Problem statement
Check each line below for the word "ઊતરત" and give the number of lines that have it, nothing more.

Data entries
- - - -

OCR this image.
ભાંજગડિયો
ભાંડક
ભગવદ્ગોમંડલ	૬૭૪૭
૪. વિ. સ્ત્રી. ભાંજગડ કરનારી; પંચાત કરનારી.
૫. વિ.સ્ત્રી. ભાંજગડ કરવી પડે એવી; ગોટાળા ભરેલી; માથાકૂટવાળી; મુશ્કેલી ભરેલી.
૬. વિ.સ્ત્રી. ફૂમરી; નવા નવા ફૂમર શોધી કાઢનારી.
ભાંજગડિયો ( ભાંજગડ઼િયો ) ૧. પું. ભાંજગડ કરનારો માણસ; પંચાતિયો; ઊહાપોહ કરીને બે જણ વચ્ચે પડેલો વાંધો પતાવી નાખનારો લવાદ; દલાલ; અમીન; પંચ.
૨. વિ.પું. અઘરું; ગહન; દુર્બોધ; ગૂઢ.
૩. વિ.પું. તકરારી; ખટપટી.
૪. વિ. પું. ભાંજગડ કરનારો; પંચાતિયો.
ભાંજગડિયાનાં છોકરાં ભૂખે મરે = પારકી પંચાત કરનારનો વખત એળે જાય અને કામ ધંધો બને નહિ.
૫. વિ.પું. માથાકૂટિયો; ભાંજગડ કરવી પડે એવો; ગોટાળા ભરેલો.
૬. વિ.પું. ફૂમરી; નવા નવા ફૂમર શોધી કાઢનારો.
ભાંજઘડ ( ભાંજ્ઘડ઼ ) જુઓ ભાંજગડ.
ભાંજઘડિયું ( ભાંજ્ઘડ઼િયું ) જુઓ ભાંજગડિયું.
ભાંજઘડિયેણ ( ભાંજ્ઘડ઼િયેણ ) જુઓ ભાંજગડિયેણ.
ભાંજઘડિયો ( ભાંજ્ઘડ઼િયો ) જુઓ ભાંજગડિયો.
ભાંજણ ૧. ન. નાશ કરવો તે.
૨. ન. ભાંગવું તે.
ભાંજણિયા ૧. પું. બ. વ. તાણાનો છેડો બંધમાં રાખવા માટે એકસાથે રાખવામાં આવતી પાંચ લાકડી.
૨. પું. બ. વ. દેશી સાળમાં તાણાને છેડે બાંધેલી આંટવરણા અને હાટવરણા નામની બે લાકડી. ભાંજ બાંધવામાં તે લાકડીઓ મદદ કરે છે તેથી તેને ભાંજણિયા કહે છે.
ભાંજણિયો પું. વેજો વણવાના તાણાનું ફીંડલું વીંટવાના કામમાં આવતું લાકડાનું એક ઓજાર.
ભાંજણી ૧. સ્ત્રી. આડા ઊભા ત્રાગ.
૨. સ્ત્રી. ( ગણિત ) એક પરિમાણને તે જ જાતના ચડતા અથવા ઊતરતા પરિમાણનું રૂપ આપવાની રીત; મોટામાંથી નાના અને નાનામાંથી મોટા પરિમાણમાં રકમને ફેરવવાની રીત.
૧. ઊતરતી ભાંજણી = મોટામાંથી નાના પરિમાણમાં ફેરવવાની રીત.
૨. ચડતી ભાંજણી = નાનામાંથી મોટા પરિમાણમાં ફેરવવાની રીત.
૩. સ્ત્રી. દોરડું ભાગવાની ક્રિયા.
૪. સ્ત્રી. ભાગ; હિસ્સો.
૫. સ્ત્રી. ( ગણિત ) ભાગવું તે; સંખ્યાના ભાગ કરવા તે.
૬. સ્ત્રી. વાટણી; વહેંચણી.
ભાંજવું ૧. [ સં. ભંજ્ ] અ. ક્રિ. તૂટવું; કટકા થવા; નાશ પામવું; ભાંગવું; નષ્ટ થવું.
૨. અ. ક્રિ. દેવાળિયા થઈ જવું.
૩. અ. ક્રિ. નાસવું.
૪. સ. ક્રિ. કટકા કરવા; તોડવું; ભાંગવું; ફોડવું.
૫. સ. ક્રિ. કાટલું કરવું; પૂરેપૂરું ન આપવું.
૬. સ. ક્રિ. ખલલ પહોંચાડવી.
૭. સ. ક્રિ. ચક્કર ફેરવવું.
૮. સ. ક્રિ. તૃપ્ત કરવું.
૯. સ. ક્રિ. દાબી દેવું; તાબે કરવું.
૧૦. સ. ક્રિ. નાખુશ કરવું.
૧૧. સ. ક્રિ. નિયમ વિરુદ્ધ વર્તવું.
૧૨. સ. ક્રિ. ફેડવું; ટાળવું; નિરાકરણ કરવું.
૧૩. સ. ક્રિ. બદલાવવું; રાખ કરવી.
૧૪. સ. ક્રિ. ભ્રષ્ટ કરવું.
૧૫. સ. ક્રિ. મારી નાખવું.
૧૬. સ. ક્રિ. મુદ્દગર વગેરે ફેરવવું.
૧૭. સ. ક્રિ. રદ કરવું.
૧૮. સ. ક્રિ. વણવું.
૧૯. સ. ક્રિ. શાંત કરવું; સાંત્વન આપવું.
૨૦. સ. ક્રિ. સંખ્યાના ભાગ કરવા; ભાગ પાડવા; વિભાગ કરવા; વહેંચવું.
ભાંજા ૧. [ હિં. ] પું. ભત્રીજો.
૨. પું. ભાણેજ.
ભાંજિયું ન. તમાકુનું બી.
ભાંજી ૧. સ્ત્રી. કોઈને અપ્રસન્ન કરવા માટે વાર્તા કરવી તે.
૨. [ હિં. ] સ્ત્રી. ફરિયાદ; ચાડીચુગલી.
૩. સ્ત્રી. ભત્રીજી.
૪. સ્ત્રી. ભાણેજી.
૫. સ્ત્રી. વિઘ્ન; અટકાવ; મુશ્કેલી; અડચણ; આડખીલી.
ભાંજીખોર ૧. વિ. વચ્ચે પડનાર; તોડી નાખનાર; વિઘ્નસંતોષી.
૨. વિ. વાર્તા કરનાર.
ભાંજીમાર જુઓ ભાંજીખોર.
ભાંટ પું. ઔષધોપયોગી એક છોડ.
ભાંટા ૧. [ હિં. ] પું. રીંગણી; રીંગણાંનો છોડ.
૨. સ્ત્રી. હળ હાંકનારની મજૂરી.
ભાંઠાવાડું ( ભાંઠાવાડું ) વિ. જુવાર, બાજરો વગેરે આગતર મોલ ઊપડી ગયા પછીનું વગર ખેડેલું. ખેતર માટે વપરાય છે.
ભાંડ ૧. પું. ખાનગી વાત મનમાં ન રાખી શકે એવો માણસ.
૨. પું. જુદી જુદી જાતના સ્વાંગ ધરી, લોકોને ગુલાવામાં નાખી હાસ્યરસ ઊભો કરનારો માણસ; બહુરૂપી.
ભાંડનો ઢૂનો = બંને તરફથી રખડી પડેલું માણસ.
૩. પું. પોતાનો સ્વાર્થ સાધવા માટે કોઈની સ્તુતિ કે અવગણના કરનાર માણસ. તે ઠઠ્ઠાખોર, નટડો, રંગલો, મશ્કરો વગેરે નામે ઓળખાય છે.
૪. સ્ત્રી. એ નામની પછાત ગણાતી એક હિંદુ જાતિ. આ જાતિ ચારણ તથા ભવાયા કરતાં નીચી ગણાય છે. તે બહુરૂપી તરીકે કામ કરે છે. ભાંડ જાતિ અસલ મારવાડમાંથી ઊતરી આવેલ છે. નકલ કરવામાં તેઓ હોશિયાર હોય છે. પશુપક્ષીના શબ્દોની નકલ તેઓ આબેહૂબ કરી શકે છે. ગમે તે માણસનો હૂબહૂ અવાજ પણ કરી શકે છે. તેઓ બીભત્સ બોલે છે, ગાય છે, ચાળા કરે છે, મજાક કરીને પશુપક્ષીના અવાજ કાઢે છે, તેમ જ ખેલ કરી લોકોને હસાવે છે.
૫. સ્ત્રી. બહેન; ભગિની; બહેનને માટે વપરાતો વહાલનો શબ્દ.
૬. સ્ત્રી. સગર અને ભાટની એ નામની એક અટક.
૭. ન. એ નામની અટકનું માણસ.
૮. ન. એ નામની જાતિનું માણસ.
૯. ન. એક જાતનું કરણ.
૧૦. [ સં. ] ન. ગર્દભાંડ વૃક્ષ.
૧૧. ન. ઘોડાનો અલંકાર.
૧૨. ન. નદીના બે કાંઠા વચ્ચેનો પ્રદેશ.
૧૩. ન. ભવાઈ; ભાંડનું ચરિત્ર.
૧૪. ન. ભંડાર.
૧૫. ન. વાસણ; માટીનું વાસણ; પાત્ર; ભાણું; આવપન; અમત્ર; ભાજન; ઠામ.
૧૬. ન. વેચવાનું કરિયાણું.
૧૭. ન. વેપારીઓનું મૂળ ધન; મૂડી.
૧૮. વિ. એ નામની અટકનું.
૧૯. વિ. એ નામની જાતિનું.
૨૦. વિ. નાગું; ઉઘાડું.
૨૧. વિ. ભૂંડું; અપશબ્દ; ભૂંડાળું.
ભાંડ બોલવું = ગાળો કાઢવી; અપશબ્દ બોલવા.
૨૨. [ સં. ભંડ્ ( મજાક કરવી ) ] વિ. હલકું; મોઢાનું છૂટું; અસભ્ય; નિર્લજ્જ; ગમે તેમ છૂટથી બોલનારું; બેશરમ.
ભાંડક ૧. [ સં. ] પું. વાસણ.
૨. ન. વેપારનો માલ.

- - - -

Task solution
2